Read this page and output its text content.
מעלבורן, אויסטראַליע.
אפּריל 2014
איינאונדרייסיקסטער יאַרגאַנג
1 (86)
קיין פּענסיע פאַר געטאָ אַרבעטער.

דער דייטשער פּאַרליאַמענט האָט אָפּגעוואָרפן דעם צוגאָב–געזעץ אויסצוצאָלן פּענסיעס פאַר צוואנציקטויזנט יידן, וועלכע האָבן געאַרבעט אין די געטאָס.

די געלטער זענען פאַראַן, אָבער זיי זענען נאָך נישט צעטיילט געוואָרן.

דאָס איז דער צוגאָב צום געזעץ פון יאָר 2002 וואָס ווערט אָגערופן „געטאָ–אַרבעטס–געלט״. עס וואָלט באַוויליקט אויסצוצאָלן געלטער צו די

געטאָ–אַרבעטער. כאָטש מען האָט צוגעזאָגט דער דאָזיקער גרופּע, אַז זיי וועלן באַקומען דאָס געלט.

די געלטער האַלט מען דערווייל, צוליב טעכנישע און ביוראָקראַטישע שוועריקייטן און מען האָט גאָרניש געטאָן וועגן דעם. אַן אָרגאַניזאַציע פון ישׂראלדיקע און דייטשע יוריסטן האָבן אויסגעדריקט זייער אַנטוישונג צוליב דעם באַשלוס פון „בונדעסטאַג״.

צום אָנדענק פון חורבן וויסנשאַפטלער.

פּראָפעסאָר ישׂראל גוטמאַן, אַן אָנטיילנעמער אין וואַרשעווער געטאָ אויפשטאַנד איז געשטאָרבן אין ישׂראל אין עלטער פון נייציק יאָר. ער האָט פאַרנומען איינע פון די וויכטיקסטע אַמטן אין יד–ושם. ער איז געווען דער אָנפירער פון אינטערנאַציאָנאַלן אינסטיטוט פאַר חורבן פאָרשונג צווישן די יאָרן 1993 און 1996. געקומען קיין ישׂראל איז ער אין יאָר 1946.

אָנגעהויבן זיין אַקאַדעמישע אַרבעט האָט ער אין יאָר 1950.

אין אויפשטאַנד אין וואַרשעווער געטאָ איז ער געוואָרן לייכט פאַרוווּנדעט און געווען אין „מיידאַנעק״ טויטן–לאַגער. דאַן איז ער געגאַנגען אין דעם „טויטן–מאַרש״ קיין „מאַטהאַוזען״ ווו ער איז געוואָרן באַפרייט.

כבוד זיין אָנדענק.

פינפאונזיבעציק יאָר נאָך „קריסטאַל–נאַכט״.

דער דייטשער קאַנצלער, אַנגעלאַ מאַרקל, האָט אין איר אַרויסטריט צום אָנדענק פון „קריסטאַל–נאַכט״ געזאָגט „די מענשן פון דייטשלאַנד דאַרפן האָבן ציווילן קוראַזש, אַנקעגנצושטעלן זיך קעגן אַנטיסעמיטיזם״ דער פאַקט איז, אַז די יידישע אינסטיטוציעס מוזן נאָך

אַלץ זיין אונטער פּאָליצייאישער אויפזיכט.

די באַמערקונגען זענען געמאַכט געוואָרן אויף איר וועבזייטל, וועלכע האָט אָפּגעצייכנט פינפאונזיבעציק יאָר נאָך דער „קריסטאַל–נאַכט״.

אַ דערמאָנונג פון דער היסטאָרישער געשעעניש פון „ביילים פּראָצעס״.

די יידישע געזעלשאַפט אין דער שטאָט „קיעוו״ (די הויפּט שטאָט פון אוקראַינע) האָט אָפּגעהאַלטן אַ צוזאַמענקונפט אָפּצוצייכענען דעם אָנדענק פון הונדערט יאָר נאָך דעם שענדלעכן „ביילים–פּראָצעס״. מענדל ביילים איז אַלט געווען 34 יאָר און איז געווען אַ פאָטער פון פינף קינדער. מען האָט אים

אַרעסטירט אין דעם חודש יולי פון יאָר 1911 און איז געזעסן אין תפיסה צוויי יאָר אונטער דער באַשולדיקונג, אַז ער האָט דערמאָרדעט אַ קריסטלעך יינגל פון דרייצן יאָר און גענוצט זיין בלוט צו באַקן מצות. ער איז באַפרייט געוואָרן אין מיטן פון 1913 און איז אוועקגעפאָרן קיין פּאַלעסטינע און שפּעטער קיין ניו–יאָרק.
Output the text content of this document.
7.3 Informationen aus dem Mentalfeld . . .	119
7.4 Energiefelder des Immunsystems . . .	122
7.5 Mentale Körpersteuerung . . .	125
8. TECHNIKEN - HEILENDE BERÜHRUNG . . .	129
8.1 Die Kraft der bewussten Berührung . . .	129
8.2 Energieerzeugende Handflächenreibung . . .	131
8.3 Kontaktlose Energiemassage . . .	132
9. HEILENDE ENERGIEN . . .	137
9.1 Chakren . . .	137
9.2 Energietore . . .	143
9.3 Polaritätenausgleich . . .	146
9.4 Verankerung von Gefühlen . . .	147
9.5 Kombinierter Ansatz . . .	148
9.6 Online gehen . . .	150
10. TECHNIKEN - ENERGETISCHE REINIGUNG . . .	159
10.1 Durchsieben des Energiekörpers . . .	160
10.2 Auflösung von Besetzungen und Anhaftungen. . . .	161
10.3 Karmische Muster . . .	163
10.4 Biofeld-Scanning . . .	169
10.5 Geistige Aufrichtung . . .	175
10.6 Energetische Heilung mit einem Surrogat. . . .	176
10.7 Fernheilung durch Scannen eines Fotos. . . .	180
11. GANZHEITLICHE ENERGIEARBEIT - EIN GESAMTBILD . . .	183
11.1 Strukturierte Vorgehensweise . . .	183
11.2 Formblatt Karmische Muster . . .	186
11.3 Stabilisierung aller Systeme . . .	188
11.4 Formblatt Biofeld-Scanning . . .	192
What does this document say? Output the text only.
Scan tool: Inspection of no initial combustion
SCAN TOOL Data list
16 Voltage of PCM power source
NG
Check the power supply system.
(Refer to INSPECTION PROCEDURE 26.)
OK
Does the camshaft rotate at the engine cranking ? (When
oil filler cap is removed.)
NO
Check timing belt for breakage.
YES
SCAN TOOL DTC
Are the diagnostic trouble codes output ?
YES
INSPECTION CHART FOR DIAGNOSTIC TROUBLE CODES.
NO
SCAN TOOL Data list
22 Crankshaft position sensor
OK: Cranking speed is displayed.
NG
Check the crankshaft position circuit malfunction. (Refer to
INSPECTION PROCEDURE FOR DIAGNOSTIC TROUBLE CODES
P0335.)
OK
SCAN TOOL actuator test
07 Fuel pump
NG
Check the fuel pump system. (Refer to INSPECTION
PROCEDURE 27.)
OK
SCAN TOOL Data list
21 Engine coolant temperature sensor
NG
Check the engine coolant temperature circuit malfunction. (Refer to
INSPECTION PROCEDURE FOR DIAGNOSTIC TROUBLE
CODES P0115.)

========================================

What the exercise asks: Report only how many lines in the listing contain the string "pump".

Output for this task: 2